▶ Aim:
Keep the pictures out of the copy and repeat the records exactly.

▶ Dataset records:

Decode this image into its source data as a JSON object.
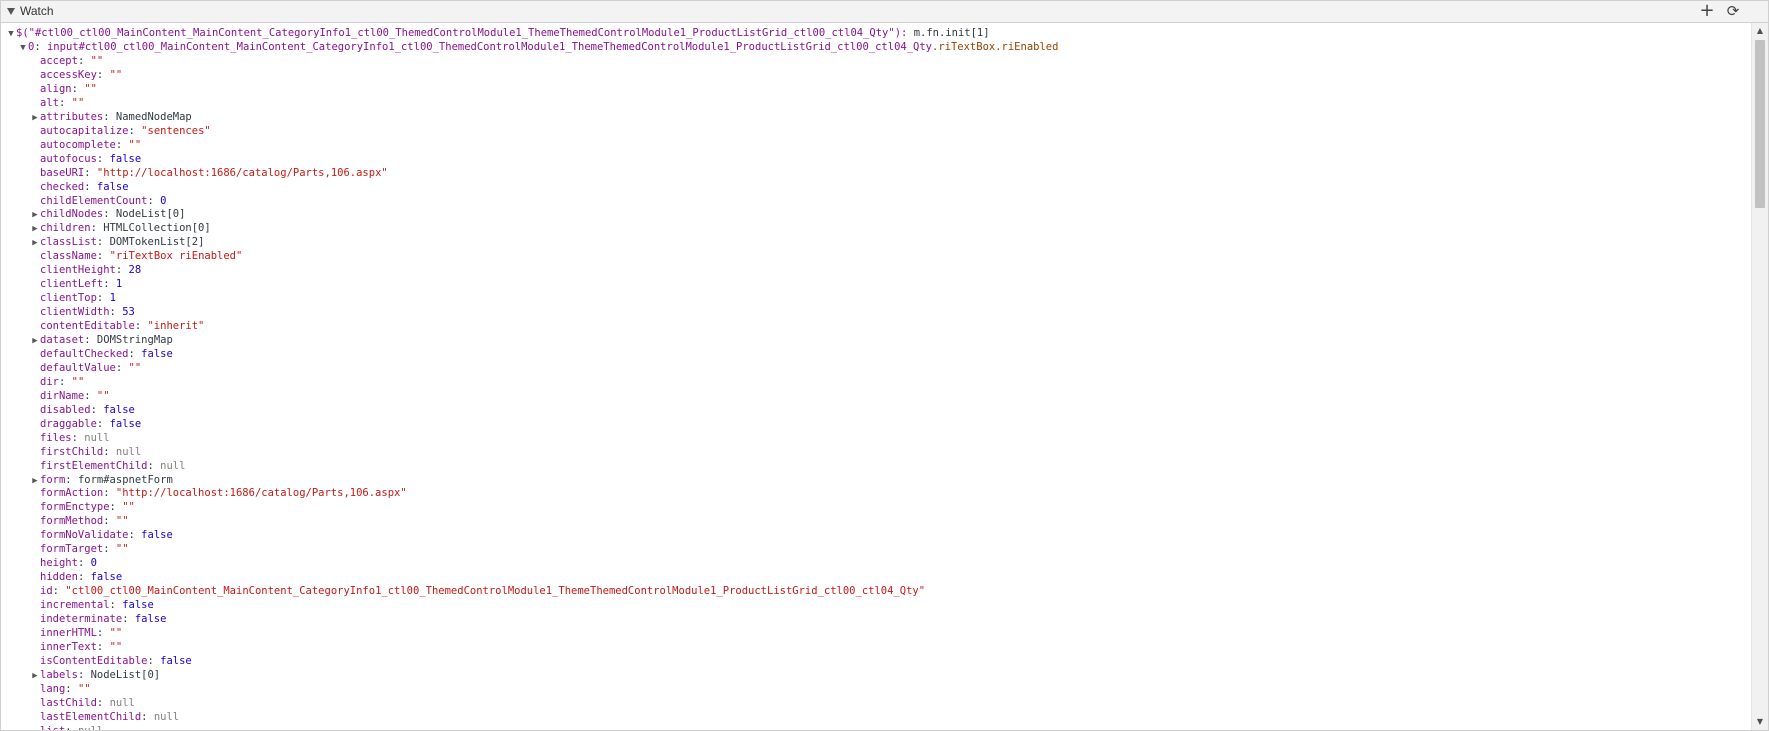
{
  "panel": {
    "title": "Watch",
    "add_icon": "+",
    "refresh_icon": "⟳"
  },
  "scroll_icons": {
    "up": "▲",
    "down": "▼"
  },
  "root_expr": {
    "prefix": "$(\"",
    "selector": "#ctl00_ctl00_MainContent_MainContent_CategoryInfo1_ctl00_ThemedControlModule1_ThemeThemedControlModule1_ProductListGrid_ctl00_ctl04_Qty",
    "suffix": "\"): ",
    "value": "m.fn.init[1]"
  },
  "item0": {
    "key": "0",
    "tag": "input#ctl00_ctl00_MainContent_MainContent_CategoryInfo1_ctl00_ThemedControlModule1_ThemeThemedControlModule1_ProductListGrid_ctl00_ctl04_Qty",
    "cls": ".riTextBox.riEnabled"
  },
  "properties": [
    {
      "key": "accept",
      "value": "\"\"",
      "type": "str",
      "expandable": false
    },
    {
      "key": "accessKey",
      "value": "\"\"",
      "type": "str",
      "expandable": false
    },
    {
      "key": "align",
      "value": "\"\"",
      "type": "str",
      "expandable": false
    },
    {
      "key": "alt",
      "value": "\"\"",
      "type": "str",
      "expandable": false
    },
    {
      "key": "attributes",
      "value": "NamedNodeMap",
      "type": "obj",
      "expandable": true
    },
    {
      "key": "autocapitalize",
      "value": "\"sentences\"",
      "type": "str",
      "expandable": false
    },
    {
      "key": "autocomplete",
      "value": "\"\"",
      "type": "str",
      "expandable": false
    },
    {
      "key": "autofocus",
      "value": "false",
      "type": "bool",
      "expandable": false
    },
    {
      "key": "baseURI",
      "value": "\"http://localhost:1686/catalog/Parts,106.aspx\"",
      "type": "str",
      "expandable": false
    },
    {
      "key": "checked",
      "value": "false",
      "type": "bool",
      "expandable": false
    },
    {
      "key": "childElementCount",
      "value": "0",
      "type": "num",
      "expandable": false
    },
    {
      "key": "childNodes",
      "value": "NodeList[0]",
      "type": "obj",
      "expandable": true
    },
    {
      "key": "children",
      "value": "HTMLCollection[0]",
      "type": "obj",
      "expandable": true
    },
    {
      "key": "classList",
      "value": "DOMTokenList[2]",
      "type": "obj",
      "expandable": true
    },
    {
      "key": "className",
      "value": "\"riTextBox riEnabled\"",
      "type": "str",
      "expandable": false
    },
    {
      "key": "clientHeight",
      "value": "28",
      "type": "num",
      "expandable": false
    },
    {
      "key": "clientLeft",
      "value": "1",
      "type": "num",
      "expandable": false
    },
    {
      "key": "clientTop",
      "value": "1",
      "type": "num",
      "expandable": false
    },
    {
      "key": "clientWidth",
      "value": "53",
      "type": "num",
      "expandable": false
    },
    {
      "key": "contentEditable",
      "value": "\"inherit\"",
      "type": "str",
      "expandable": false
    },
    {
      "key": "dataset",
      "value": "DOMStringMap",
      "type": "obj",
      "expandable": true
    },
    {
      "key": "defaultChecked",
      "value": "false",
      "type": "bool",
      "expandable": false
    },
    {
      "key": "defaultValue",
      "value": "\"\"",
      "type": "str",
      "expandable": false
    },
    {
      "key": "dir",
      "value": "\"\"",
      "type": "str",
      "expandable": false
    },
    {
      "key": "dirName",
      "value": "\"\"",
      "type": "str",
      "expandable": false
    },
    {
      "key": "disabled",
      "value": "false",
      "type": "bool",
      "expandable": false
    },
    {
      "key": "draggable",
      "value": "false",
      "type": "bool",
      "expandable": false
    },
    {
      "key": "files",
      "value": "null",
      "type": "nul",
      "expandable": false
    },
    {
      "key": "firstChild",
      "value": "null",
      "type": "nul",
      "expandable": false
    },
    {
      "key": "firstElementChild",
      "value": "null",
      "type": "nul",
      "expandable": false
    },
    {
      "key": "form",
      "value": "form#aspnetForm",
      "type": "obj",
      "expandable": true
    },
    {
      "key": "formAction",
      "value": "\"http://localhost:1686/catalog/Parts,106.aspx\"",
      "type": "str",
      "expandable": false
    },
    {
      "key": "formEnctype",
      "value": "\"\"",
      "type": "str",
      "expandable": false
    },
    {
      "key": "formMethod",
      "value": "\"\"",
      "type": "str",
      "expandable": false
    },
    {
      "key": "formNoValidate",
      "value": "false",
      "type": "bool",
      "expandable": false
    },
    {
      "key": "formTarget",
      "value": "\"\"",
      "type": "str",
      "expandable": false
    },
    {
      "key": "height",
      "value": "0",
      "type": "num",
      "expandable": false
    },
    {
      "key": "hidden",
      "value": "false",
      "type": "bool",
      "expandable": false
    },
    {
      "key": "id",
      "value": "\"ctl00_ctl00_MainContent_MainContent_CategoryInfo1_ctl00_ThemedControlModule1_ThemeThemedControlModule1_ProductListGrid_ctl00_ctl04_Qty\"",
      "type": "str",
      "expandable": false
    },
    {
      "key": "incremental",
      "value": "false",
      "type": "bool",
      "expandable": false
    },
    {
      "key": "indeterminate",
      "value": "false",
      "type": "bool",
      "expandable": false
    },
    {
      "key": "innerHTML",
      "value": "\"\"",
      "type": "str",
      "expandable": false
    },
    {
      "key": "innerText",
      "value": "\"\"",
      "type": "str",
      "expandable": false
    },
    {
      "key": "isContentEditable",
      "value": "false",
      "type": "bool",
      "expandable": false
    },
    {
      "key": "labels",
      "value": "NodeList[0]",
      "type": "obj",
      "expandable": true
    },
    {
      "key": "lang",
      "value": "\"\"",
      "type": "str",
      "expandable": false
    },
    {
      "key": "lastChild",
      "value": "null",
      "type": "nul",
      "expandable": false
    },
    {
      "key": "lastElementChild",
      "value": "null",
      "type": "nul",
      "expandable": false
    },
    {
      "key": "list",
      "value": "null",
      "type": "nul",
      "expandable": false
    }
  ]
}
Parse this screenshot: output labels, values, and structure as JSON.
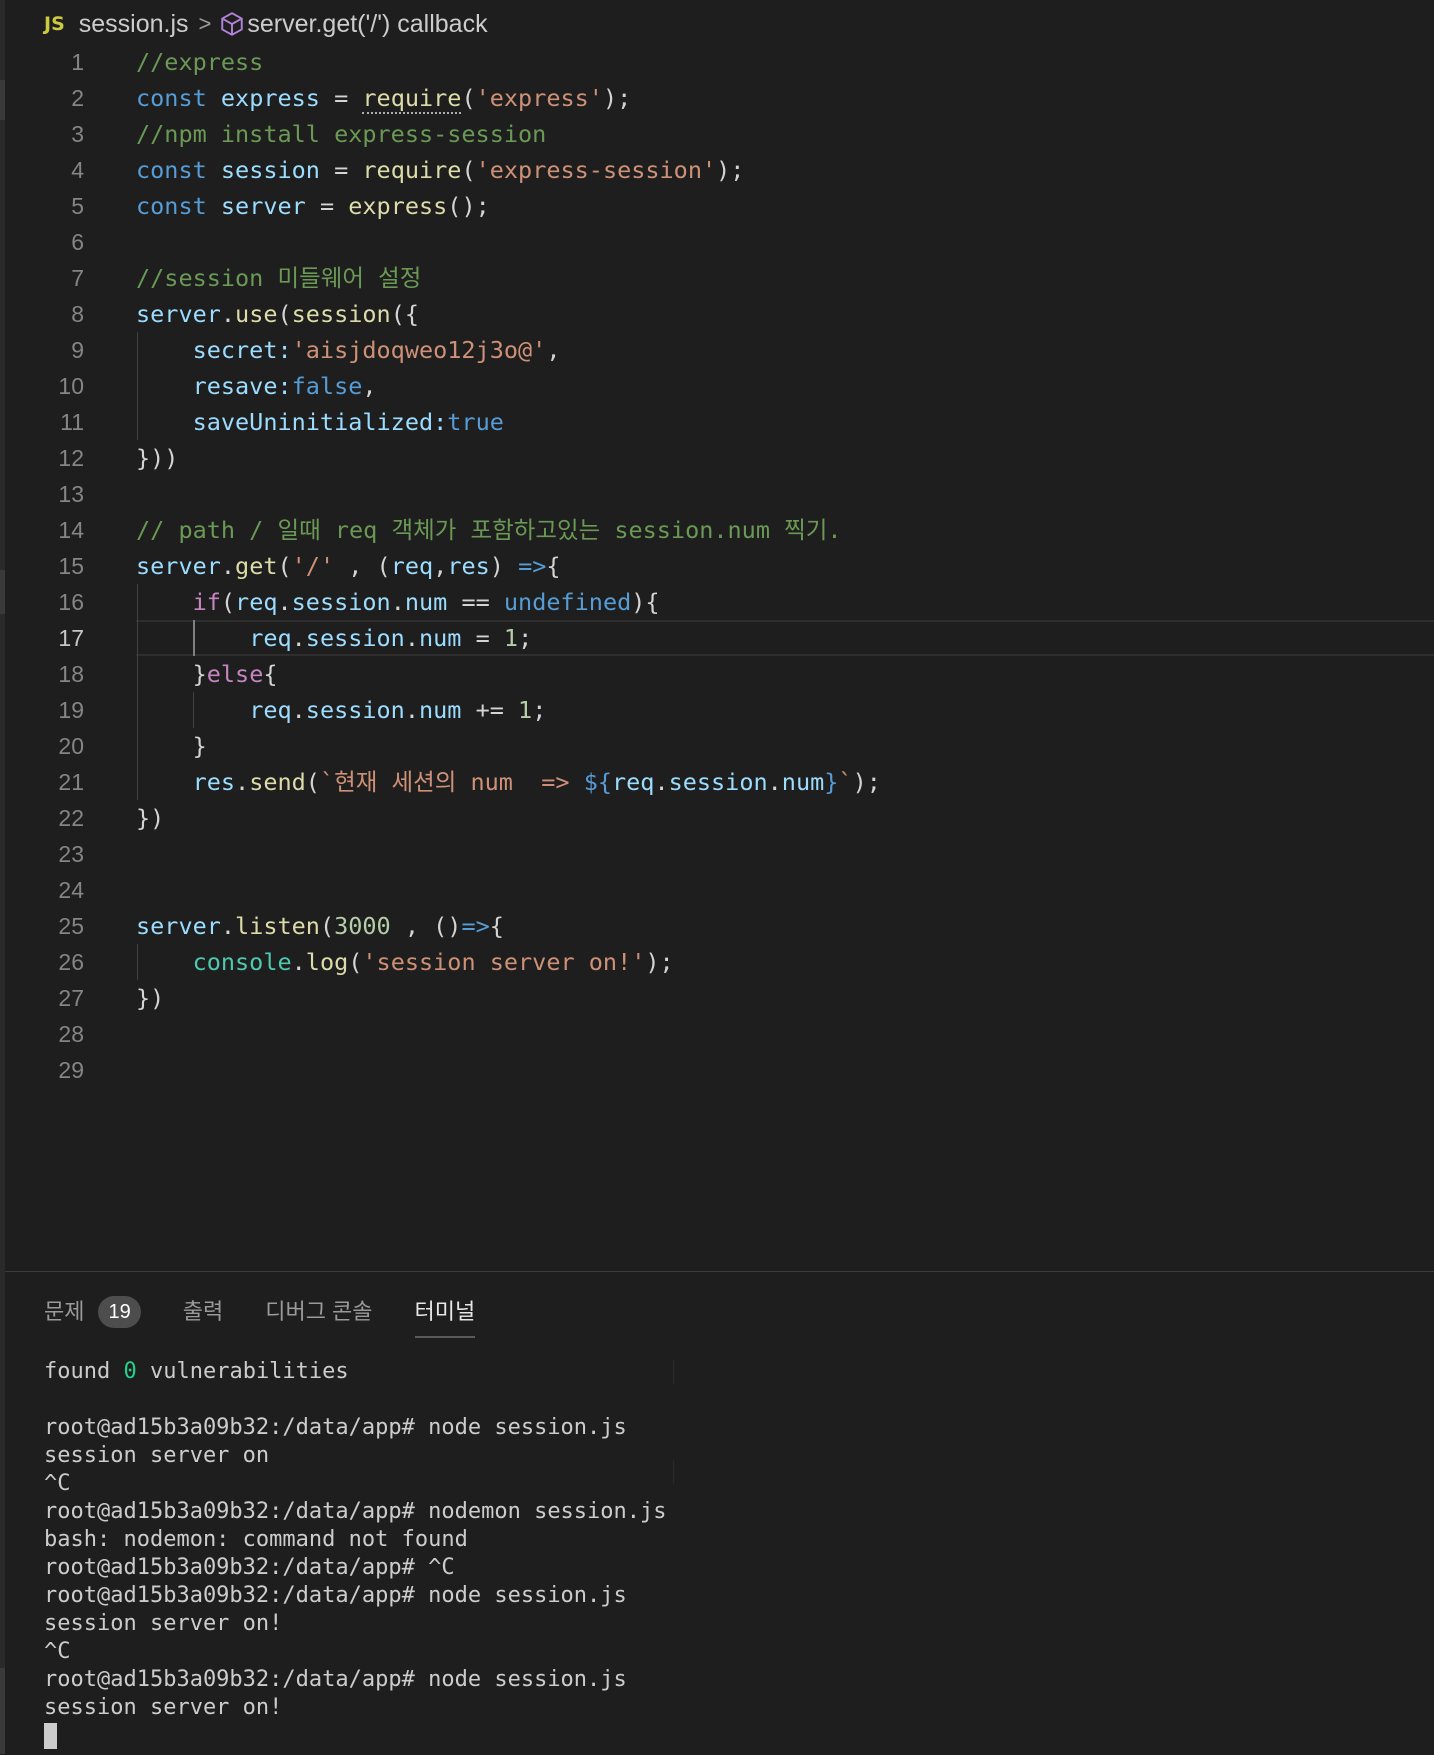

▶ The completed task:
Decode this image into its source data as a JSON object.
{
  "panel": {
    "title": "Watch",
    "add_icon": "+",
    "refresh_icon": "⟳"
  },
  "scroll_icons": {
    "up": "▲",
    "down": "▼"
  },
  "root_expr": {
    "prefix": "$(\"",
    "selector": "#ctl00_ctl00_MainContent_MainContent_CategoryInfo1_ctl00_ThemedControlModule1_ThemeThemedControlModule1_ProductListGrid_ctl00_ctl04_Qty",
    "suffix": "\"): ",
    "value": "m.fn.init[1]"
  },
  "item0": {
    "key": "0",
    "tag": "input#ctl00_ctl00_MainContent_MainContent_CategoryInfo1_ctl00_ThemedControlModule1_ThemeThemedControlModule1_ProductListGrid_ctl00_ctl04_Qty",
    "cls": ".riTextBox.riEnabled"
  },
  "properties": [
    {
      "key": "accept",
      "value": "\"\"",
      "type": "str",
      "expandable": false
    },
    {
      "key": "accessKey",
      "value": "\"\"",
      "type": "str",
      "expandable": false
    },
    {
      "key": "align",
      "value": "\"\"",
      "type": "str",
      "expandable": false
    },
    {
      "key": "alt",
      "value": "\"\"",
      "type": "str",
      "expandable": false
    },
    {
      "key": "attributes",
      "value": "NamedNodeMap",
      "type": "obj",
      "expandable": true
    },
    {
      "key": "autocapitalize",
      "value": "\"sentences\"",
      "type": "str",
      "expandable": false
    },
    {
      "key": "autocomplete",
      "value": "\"\"",
      "type": "str",
      "expandable": false
    },
    {
      "key": "autofocus",
      "value": "false",
      "type": "bool",
      "expandable": false
    },
    {
      "key": "baseURI",
      "value": "\"http://localhost:1686/catalog/Parts,106.aspx\"",
      "type": "str",
      "expandable": false
    },
    {
      "key": "checked",
      "value": "false",
      "type": "bool",
      "expandable": false
    },
    {
      "key": "childElementCount",
      "value": "0",
      "type": "num",
      "expandable": false
    },
    {
      "key": "childNodes",
      "value": "NodeList[0]",
      "type": "obj",
      "expandable": true
    },
    {
      "key": "children",
      "value": "HTMLCollection[0]",
      "type": "obj",
      "expandable": true
    },
    {
      "key": "classList",
      "value": "DOMTokenList[2]",
      "type": "obj",
      "expandable": true
    },
    {
      "key": "className",
      "value": "\"riTextBox riEnabled\"",
      "type": "str",
      "expandable": false
    },
    {
      "key": "clientHeight",
      "value": "28",
      "type": "num",
      "expandable": false
    },
    {
      "key": "clientLeft",
      "value": "1",
      "type": "num",
      "expandable": false
    },
    {
      "key": "clientTop",
      "value": "1",
      "type": "num",
      "expandable": false
    },
    {
      "key": "clientWidth",
      "value": "53",
      "type": "num",
      "expandable": false
    },
    {
      "key": "contentEditable",
      "value": "\"inherit\"",
      "type": "str",
      "expandable": false
    },
    {
      "key": "dataset",
      "value": "DOMStringMap",
      "type": "obj",
      "expandable": true
    },
    {
      "key": "defaultChecked",
      "value": "false",
      "type": "bool",
      "expandable": false
    },
    {
      "key": "defaultValue",
      "value": "\"\"",
      "type": "str",
      "expandable": false
    },
    {
      "key": "dir",
      "value": "\"\"",
      "type": "str",
      "expandable": false
    },
    {
      "key": "dirName",
      "value": "\"\"",
      "type": "str",
      "expandable": false
    },
    {
      "key": "disabled",
      "value": "false",
      "type": "bool",
      "expandable": false
    },
    {
      "key": "draggable",
      "value": "false",
      "type": "bool",
      "expandable": false
    },
    {
      "key": "files",
      "value": "null",
      "type": "nul",
      "expandable": false
    },
    {
      "key": "firstChild",
      "value": "null",
      "type": "nul",
      "expandable": false
    },
    {
      "key": "firstElementChild",
      "value": "null",
      "type": "nul",
      "expandable": false
    },
    {
      "key": "form",
      "value": "form#aspnetForm",
      "type": "obj",
      "expandable": true
    },
    {
      "key": "formAction",
      "value": "\"http://localhost:1686/catalog/Parts,106.aspx\"",
      "type": "str",
      "expandable": false
    },
    {
      "key": "formEnctype",
      "value": "\"\"",
      "type": "str",
      "expandable": false
    },
    {
      "key": "formMethod",
      "value": "\"\"",
      "type": "str",
      "expandable": false
    },
    {
      "key": "formNoValidate",
      "value": "false",
      "type": "bool",
      "expandable": false
    },
    {
      "key": "formTarget",
      "value": "\"\"",
      "type": "str",
      "expandable": false
    },
    {
      "key": "height",
      "value": "0",
      "type": "num",
      "expandable": false
    },
    {
      "key": "hidden",
      "value": "false",
      "type": "bool",
      "expandable": false
    },
    {
      "key": "id",
      "value": "\"ctl00_ctl00_MainContent_MainContent_CategoryInfo1_ctl00_ThemedControlModule1_ThemeThemedControlModule1_ProductListGrid_ctl00_ctl04_Qty\"",
      "type": "str",
      "expandable": false
    },
    {
      "key": "incremental",
      "value": "false",
      "type": "bool",
      "expandable": false
    },
    {
      "key": "indeterminate",
      "value": "false",
      "type": "bool",
      "expandable": false
    },
    {
      "key": "innerHTML",
      "value": "\"\"",
      "type": "str",
      "expandable": false
    },
    {
      "key": "innerText",
      "value": "\"\"",
      "type": "str",
      "expandable": false
    },
    {
      "key": "isContentEditable",
      "value": "false",
      "type": "bool",
      "expandable": false
    },
    {
      "key": "labels",
      "value": "NodeList[0]",
      "type": "obj",
      "expandable": true
    },
    {
      "key": "lang",
      "value": "\"\"",
      "type": "str",
      "expandable": false
    },
    {
      "key": "lastChild",
      "value": "null",
      "type": "nul",
      "expandable": false
    },
    {
      "key": "lastElementChild",
      "value": "null",
      "type": "nul",
      "expandable": false
    },
    {
      "key": "list",
      "value": "null",
      "type": "nul",
      "expandable": false
    }
  ]
}
Parse this screenshot: output labels, values, and structure as JSON.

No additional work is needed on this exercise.